* **Exercise**
Copy out the records below with every "data-label" changed to "value-label" and nothing else altered. Leave the pictures out.

* **Data excerpts**
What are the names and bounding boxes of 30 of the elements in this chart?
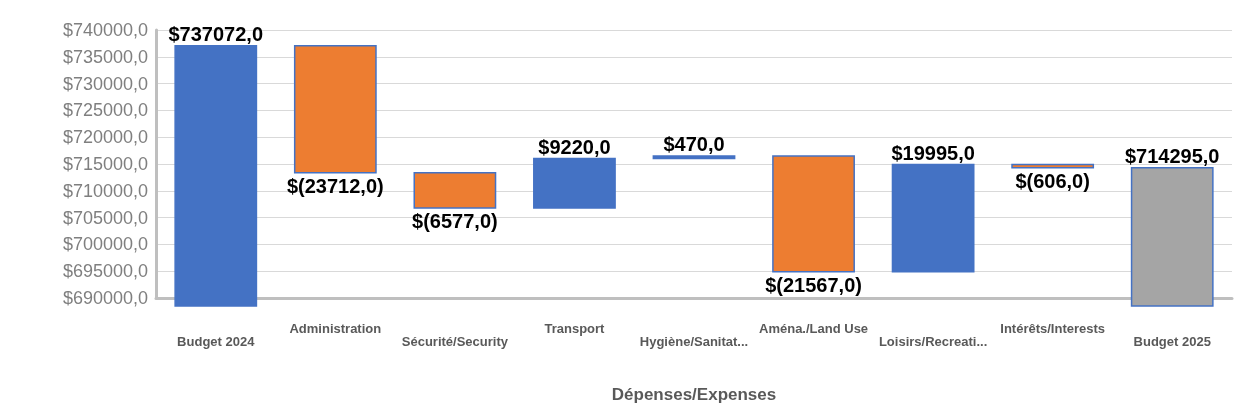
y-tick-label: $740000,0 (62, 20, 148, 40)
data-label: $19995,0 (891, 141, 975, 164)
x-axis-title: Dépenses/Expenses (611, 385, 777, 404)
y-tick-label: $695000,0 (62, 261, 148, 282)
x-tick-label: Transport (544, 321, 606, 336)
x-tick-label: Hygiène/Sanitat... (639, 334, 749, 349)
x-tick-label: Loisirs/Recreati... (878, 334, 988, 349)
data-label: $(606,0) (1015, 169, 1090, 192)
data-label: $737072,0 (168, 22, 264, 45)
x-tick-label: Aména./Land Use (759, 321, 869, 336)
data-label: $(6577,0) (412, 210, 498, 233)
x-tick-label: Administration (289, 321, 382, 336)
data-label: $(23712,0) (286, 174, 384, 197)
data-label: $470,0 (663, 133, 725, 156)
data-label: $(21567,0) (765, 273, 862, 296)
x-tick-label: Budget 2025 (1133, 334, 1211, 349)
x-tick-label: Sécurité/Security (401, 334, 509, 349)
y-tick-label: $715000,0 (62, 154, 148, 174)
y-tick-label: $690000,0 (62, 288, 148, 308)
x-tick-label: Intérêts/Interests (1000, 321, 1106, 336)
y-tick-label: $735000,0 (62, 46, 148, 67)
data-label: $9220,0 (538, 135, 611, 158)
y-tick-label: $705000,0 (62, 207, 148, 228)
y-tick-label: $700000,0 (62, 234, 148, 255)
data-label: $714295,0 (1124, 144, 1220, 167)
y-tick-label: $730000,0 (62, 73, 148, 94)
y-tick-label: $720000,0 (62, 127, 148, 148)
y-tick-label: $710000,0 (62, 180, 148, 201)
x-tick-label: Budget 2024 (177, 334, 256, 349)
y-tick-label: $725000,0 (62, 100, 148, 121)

* **Correct result**
What are the names and bounding boxes of 30 of the elements in this chart?
y-tick-label: $740000,0 (62, 20, 148, 40)
value-label: $19995,0 (891, 141, 975, 164)
x-axis-title: Dépenses/Expenses (611, 385, 777, 404)
y-tick-label: $695000,0 (62, 261, 148, 282)
x-tick-label: Transport (544, 321, 606, 336)
x-tick-label: Hygiène/Sanitat... (639, 334, 749, 349)
x-tick-label: Loisirs/Recreati... (878, 334, 988, 349)
value-label: $(606,0) (1015, 169, 1090, 192)
value-label: $737072,0 (168, 22, 264, 45)
x-tick-label: Aména./Land Use (759, 321, 869, 336)
value-label: $(6577,0) (412, 210, 498, 233)
x-tick-label: Administration (289, 321, 382, 336)
value-label: $(23712,0) (286, 174, 384, 197)
value-label: $470,0 (663, 133, 725, 156)
value-label: $(21567,0) (765, 273, 862, 296)
x-tick-label: Budget 2025 (1133, 334, 1211, 349)
x-tick-label: Sécurité/Security (401, 334, 509, 349)
y-tick-label: $715000,0 (62, 154, 148, 174)
y-tick-label: $690000,0 (62, 288, 148, 308)
x-tick-label: Intérêts/Interests (1000, 321, 1106, 336)
y-tick-label: $735000,0 (62, 46, 148, 67)
value-label: $9220,0 (538, 135, 611, 158)
y-tick-label: $705000,0 (62, 207, 148, 228)
y-tick-label: $700000,0 (62, 234, 148, 255)
value-label: $714295,0 (1124, 144, 1220, 167)
y-tick-label: $730000,0 (62, 73, 148, 94)
y-tick-label: $720000,0 (62, 127, 148, 148)
y-tick-label: $710000,0 (62, 180, 148, 201)
x-tick-label: Budget 2024 (177, 334, 256, 349)
y-tick-label: $725000,0 (62, 100, 148, 121)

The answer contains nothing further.